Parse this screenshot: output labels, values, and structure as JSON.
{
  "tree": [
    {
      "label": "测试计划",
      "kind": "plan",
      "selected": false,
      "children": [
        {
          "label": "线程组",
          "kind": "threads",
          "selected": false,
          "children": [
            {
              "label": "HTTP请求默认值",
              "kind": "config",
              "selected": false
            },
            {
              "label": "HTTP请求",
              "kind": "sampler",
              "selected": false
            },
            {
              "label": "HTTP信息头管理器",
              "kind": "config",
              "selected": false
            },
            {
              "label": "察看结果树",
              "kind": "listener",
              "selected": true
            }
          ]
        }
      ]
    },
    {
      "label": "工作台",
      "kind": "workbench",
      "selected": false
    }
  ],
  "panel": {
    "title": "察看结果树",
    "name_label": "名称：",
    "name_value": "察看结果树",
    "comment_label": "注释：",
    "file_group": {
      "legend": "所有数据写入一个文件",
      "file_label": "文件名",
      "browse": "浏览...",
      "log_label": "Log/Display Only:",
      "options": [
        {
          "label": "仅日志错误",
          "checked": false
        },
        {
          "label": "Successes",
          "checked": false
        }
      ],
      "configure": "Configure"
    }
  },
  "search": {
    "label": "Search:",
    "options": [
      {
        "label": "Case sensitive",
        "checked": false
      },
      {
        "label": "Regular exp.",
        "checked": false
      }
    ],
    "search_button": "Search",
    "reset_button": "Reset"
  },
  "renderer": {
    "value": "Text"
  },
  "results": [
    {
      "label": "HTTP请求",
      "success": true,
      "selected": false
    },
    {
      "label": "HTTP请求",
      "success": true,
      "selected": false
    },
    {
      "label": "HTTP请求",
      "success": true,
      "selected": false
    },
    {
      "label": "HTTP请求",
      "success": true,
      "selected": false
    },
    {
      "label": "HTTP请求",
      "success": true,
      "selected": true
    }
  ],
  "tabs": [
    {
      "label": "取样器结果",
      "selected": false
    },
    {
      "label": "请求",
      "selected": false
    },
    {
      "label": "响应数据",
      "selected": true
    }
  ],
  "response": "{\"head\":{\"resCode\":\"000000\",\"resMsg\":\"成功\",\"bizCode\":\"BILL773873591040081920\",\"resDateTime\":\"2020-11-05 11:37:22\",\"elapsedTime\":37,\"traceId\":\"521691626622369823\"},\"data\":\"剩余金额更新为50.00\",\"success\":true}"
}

☆ ☆ ☆ ☆ ☆ ☆ ☆

Your objective:
Look through the material above. Copy each line where the word "kind" appears.

Solved exercise:
      "kind": "plan",
          "kind": "threads",
              "kind": "config",
              "kind": "sampler",
              "kind": "config",
              "kind": "listener",
      "kind": "workbench",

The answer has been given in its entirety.